GIVEN RECORDS:
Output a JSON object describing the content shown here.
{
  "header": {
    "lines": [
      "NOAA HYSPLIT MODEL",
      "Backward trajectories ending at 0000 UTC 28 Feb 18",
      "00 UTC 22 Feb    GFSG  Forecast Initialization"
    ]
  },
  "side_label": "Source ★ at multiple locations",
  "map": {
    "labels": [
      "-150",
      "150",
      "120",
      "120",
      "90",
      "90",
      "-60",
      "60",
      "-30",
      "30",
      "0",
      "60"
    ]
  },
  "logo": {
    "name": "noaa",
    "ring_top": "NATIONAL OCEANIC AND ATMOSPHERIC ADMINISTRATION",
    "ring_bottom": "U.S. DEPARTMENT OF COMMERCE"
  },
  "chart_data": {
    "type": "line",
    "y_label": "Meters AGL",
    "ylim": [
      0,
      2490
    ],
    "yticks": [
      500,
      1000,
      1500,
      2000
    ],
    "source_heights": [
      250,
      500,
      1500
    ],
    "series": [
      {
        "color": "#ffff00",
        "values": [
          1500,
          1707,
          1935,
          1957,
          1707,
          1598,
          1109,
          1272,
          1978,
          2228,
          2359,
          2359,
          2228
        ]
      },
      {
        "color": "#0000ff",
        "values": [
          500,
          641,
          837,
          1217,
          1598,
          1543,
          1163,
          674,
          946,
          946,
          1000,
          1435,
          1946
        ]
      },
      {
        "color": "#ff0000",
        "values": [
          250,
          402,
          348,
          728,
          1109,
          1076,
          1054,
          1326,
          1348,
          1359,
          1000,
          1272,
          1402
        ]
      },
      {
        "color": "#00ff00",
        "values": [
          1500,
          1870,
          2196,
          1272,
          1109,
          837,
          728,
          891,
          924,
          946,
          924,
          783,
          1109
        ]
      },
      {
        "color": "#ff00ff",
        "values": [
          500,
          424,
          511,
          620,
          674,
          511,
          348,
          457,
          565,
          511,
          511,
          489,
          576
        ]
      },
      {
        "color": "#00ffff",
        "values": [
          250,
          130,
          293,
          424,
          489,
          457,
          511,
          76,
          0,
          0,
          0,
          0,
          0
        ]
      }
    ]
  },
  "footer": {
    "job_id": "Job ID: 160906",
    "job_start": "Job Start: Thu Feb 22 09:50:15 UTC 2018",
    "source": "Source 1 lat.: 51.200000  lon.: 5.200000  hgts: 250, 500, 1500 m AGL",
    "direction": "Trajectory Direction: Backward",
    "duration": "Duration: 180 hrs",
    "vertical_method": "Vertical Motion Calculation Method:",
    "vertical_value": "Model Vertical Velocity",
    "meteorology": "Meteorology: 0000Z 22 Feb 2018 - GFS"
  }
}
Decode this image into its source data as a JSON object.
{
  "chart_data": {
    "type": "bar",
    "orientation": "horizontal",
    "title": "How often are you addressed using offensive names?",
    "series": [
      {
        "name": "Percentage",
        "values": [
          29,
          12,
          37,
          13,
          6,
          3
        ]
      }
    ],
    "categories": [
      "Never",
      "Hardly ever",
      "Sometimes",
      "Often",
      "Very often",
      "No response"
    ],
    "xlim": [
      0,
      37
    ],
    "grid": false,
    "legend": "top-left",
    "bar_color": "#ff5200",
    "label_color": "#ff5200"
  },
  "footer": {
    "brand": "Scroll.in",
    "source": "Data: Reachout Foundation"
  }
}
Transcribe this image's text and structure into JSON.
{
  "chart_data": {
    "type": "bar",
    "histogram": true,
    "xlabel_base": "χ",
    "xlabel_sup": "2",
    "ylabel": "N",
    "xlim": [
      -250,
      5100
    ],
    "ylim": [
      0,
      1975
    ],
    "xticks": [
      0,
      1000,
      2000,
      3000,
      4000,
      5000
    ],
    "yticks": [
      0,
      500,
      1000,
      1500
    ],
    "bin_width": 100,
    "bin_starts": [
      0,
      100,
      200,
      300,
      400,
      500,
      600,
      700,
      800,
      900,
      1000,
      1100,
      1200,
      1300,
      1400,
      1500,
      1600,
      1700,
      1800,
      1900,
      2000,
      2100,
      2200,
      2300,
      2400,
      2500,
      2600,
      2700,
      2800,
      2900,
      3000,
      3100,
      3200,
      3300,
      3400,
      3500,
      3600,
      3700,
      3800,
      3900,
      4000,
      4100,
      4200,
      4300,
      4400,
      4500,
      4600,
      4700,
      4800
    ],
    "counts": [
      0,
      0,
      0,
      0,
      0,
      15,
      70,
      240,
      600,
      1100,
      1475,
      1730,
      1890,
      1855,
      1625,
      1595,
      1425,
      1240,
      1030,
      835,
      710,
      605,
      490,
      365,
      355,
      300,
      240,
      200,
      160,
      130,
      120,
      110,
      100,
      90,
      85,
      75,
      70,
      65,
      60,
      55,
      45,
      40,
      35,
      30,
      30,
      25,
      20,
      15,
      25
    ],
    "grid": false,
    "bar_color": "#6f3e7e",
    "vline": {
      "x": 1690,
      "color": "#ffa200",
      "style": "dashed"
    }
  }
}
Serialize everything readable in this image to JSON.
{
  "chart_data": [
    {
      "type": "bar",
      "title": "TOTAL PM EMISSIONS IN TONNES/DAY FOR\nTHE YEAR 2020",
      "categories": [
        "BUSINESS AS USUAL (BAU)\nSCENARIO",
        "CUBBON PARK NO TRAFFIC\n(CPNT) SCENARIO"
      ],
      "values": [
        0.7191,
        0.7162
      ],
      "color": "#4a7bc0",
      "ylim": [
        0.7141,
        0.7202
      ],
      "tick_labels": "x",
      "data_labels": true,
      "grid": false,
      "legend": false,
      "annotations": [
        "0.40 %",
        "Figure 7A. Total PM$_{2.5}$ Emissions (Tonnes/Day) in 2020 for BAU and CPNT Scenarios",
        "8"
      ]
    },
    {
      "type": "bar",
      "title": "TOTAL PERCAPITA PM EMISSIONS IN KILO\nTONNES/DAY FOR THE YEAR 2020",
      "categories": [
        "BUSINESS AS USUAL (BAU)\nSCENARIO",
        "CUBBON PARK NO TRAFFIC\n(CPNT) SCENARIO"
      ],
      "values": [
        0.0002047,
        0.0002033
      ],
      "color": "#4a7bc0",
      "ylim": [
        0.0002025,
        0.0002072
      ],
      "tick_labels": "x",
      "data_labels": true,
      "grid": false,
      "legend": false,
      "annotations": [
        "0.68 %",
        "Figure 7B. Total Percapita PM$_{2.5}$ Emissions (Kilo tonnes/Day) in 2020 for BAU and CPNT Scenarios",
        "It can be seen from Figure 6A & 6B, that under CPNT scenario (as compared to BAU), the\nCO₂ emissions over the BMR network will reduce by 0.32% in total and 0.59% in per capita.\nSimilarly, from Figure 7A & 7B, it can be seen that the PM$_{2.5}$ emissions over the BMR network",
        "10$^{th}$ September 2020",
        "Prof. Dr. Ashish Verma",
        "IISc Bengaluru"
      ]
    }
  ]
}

EXERCISE BRIEF: Find all the lines containing "Figure" in the material, then copy them.

FINISHED TASK:
        "Figure 7A. Total PM$_{2.5}$ Emissions (Tonnes/Day) in 2020 for BAU and CPNT Scenarios",
        "Figure 7B. Total Percapita PM$_{2.5}$ Emissions (Kilo tonnes/Day) in 2020 for BAU and CPNT Scenarios",
        "It can be seen from Figure 6A & 6B, that under CPNT scenario (as compared to BAU), the\nCO₂ emissions over the BMR network will reduce by 0.32% in total and 0.59% in per capita.\nSimilarly, from Figure 7A & 7B, it can be seen that the PM$_{2.5}$ emissions over the BMR network",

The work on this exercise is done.